◆ TASK REQUIREMENTS ◆
Count lines, not occurrences: report how many lines in the records hold the string "tree", and nothing else.

◆ RECORD LIST ◆
>> begin

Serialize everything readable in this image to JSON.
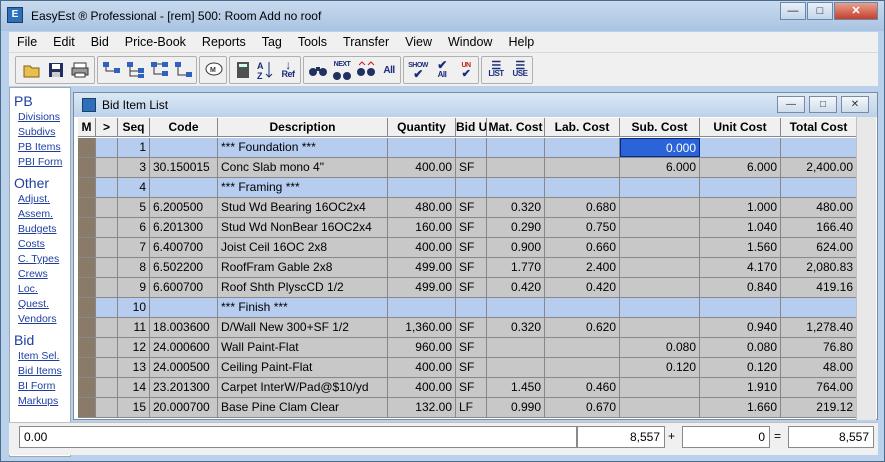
{
  "app": {
    "title": "EasyEst ® Professional - [rem] 500: Room Add no roof",
    "icon_name": "app-icon",
    "window_buttons": [
      "minimize-icon",
      "maximize-icon",
      "close-icon"
    ]
  },
  "menu": [
    "File",
    "Edit",
    "Bid",
    "Price-Book",
    "Reports",
    "Tag",
    "Tools",
    "Transfer",
    "View",
    "Window",
    "Help"
  ],
  "toolbar": {
    "icons": [
      "open-folder-icon",
      "save-icon",
      "print-icon",
      "tree-expand-icon",
      "tree-level-icon",
      "tree-branch-icon",
      "tree-collapse-icon",
      "dialog-icon",
      "calculator-icon",
      "sort-az-icon",
      "ref-icon",
      "binoculars-icon",
      "find-next-icon",
      "find-previous-icon",
      "find-all-icon",
      "show-all-icon",
      "check-all-icon",
      "uncheck-all-icon",
      "list-icon",
      "use-icon"
    ],
    "labels": {
      "ref": "Ref",
      "next": "NEXT",
      "all": "All",
      "show": "SHOW",
      "un": "UN",
      "list": "LIST",
      "use": "USE"
    }
  },
  "sidebar": {
    "sections": [
      {
        "title": "PB",
        "items": [
          "Divisions",
          "Subdivs",
          "PB Items",
          "PBI Form"
        ]
      },
      {
        "title": "Other",
        "items": [
          "Adjust.",
          "Assem.",
          "Budgets",
          "Costs",
          "C. Types",
          "Crews",
          "Loc.",
          "Quest.",
          "Vendors"
        ]
      },
      {
        "title": "Bid",
        "items": [
          "Item Sel.",
          "Bid Items",
          "BI Form",
          "Markups"
        ]
      }
    ]
  },
  "child_window": {
    "title": "Bid Item List"
  },
  "table": {
    "columns": [
      "M",
      ">",
      "Seq",
      "Code",
      "Description",
      "Quantity",
      "Bid U",
      "Mat. Cost",
      "Lab. Cost",
      "Sub. Cost",
      "Unit Cost",
      "Total Cost"
    ],
    "rows": [
      {
        "type": "blue",
        "m": "",
        "arrow": "",
        "seq": "1",
        "code": "",
        "desc": "*** Foundation ***",
        "qty": "",
        "unit": "",
        "mat": "",
        "lab": "",
        "sub": "0.000",
        "unitc": "",
        "total": "",
        "selected": "sub"
      },
      {
        "type": "gray",
        "m": "",
        "arrow": "",
        "seq": "3",
        "code": "30.150015",
        "desc": "Conc Slab mono 4\"",
        "qty": "400.00",
        "unit": "SF",
        "mat": "",
        "lab": "",
        "sub": "6.000",
        "unitc": "6.000",
        "total": "2,400.00"
      },
      {
        "type": "blue",
        "m": "",
        "arrow": "",
        "seq": "4",
        "code": "",
        "desc": "*** Framing ***",
        "qty": "",
        "unit": "",
        "mat": "",
        "lab": "",
        "sub": "",
        "unitc": "",
        "total": ""
      },
      {
        "type": "gray",
        "m": "",
        "arrow": "",
        "seq": "5",
        "code": "6.200500",
        "desc": "Stud Wd Bearing 16OC2x4",
        "qty": "480.00",
        "unit": "SF",
        "mat": "0.320",
        "lab": "0.680",
        "sub": "",
        "unitc": "1.000",
        "total": "480.00"
      },
      {
        "type": "gray",
        "m": "",
        "arrow": "",
        "seq": "6",
        "code": "6.201300",
        "desc": "Stud Wd NonBear 16OC2x4",
        "qty": "160.00",
        "unit": "SF",
        "mat": "0.290",
        "lab": "0.750",
        "sub": "",
        "unitc": "1.040",
        "total": "166.40"
      },
      {
        "type": "gray",
        "m": "",
        "arrow": "",
        "seq": "7",
        "code": "6.400700",
        "desc": "Joist Ceil 16OC 2x8",
        "qty": "400.00",
        "unit": "SF",
        "mat": "0.900",
        "lab": "0.660",
        "sub": "",
        "unitc": "1.560",
        "total": "624.00"
      },
      {
        "type": "gray",
        "m": "",
        "arrow": "",
        "seq": "8",
        "code": "6.502200",
        "desc": "RoofFram Gable 2x8",
        "qty": "499.00",
        "unit": "SF",
        "mat": "1.770",
        "lab": "2.400",
        "sub": "",
        "unitc": "4.170",
        "total": "2,080.83"
      },
      {
        "type": "gray",
        "m": "",
        "arrow": "",
        "seq": "9",
        "code": "6.600700",
        "desc": "Roof Shth PlyscCD 1/2",
        "qty": "499.00",
        "unit": "SF",
        "mat": "0.420",
        "lab": "0.420",
        "sub": "",
        "unitc": "0.840",
        "total": "419.16"
      },
      {
        "type": "blue",
        "m": "",
        "arrow": "",
        "seq": "10",
        "code": "",
        "desc": "*** Finish ***",
        "qty": "",
        "unit": "",
        "mat": "",
        "lab": "",
        "sub": "",
        "unitc": "",
        "total": ""
      },
      {
        "type": "gray",
        "m": "",
        "arrow": "",
        "seq": "11",
        "code": "18.003600",
        "desc": "D/Wall New 300+SF 1/2",
        "qty": "1,360.00",
        "unit": "SF",
        "mat": "0.320",
        "lab": "0.620",
        "sub": "",
        "unitc": "0.940",
        "total": "1,278.40"
      },
      {
        "type": "gray",
        "m": "",
        "arrow": "",
        "seq": "12",
        "code": "24.000600",
        "desc": "Wall Paint-Flat",
        "qty": "960.00",
        "unit": "SF",
        "mat": "",
        "lab": "",
        "sub": "0.080",
        "unitc": "0.080",
        "total": "76.80"
      },
      {
        "type": "gray",
        "m": "",
        "arrow": "",
        "seq": "13",
        "code": "24.000500",
        "desc": "Ceiling Paint-Flat",
        "qty": "400.00",
        "unit": "SF",
        "mat": "",
        "lab": "",
        "sub": "0.120",
        "unitc": "0.120",
        "total": "48.00"
      },
      {
        "type": "gray",
        "m": "",
        "arrow": "",
        "seq": "14",
        "code": "23.201300",
        "desc": "Carpet InterW/Pad@$10/yd",
        "qty": "400.00",
        "unit": "SF",
        "mat": "1.450",
        "lab": "0.460",
        "sub": "",
        "unitc": "1.910",
        "total": "764.00"
      },
      {
        "type": "gray",
        "m": "",
        "arrow": "",
        "seq": "15",
        "code": "20.000700",
        "desc": "Base Pine Clam    Clear",
        "qty": "132.00",
        "unit": "LF",
        "mat": "0.990",
        "lab": "0.670",
        "sub": "",
        "unitc": "1.660",
        "total": "219.12"
      }
    ]
  },
  "statusbar": {
    "left_value": "0.00",
    "subtotal": "8,557",
    "plus": "+",
    "markup": "0",
    "equals": "=",
    "total": "8,557"
  },
  "colors": {
    "header_row": "#b7cdf0",
    "item_row": "#c8c8c8",
    "selected_cell": "#2a64d8",
    "link": "#1f3fa0",
    "title_bar": "#b9d1ea",
    "marker_column": "#8a7a6a"
  }
}
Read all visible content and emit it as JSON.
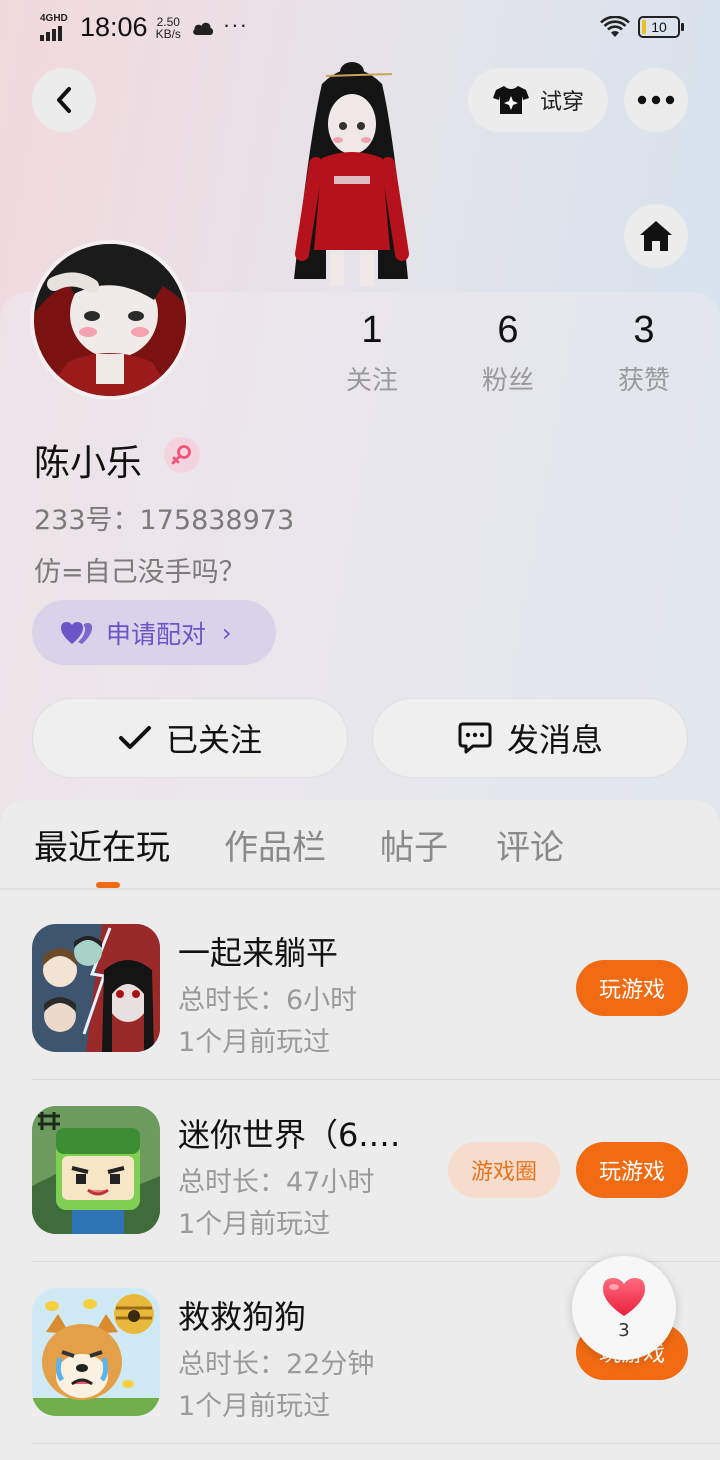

>> end

◆ ANSWER TO THE EXERCISE ◆
4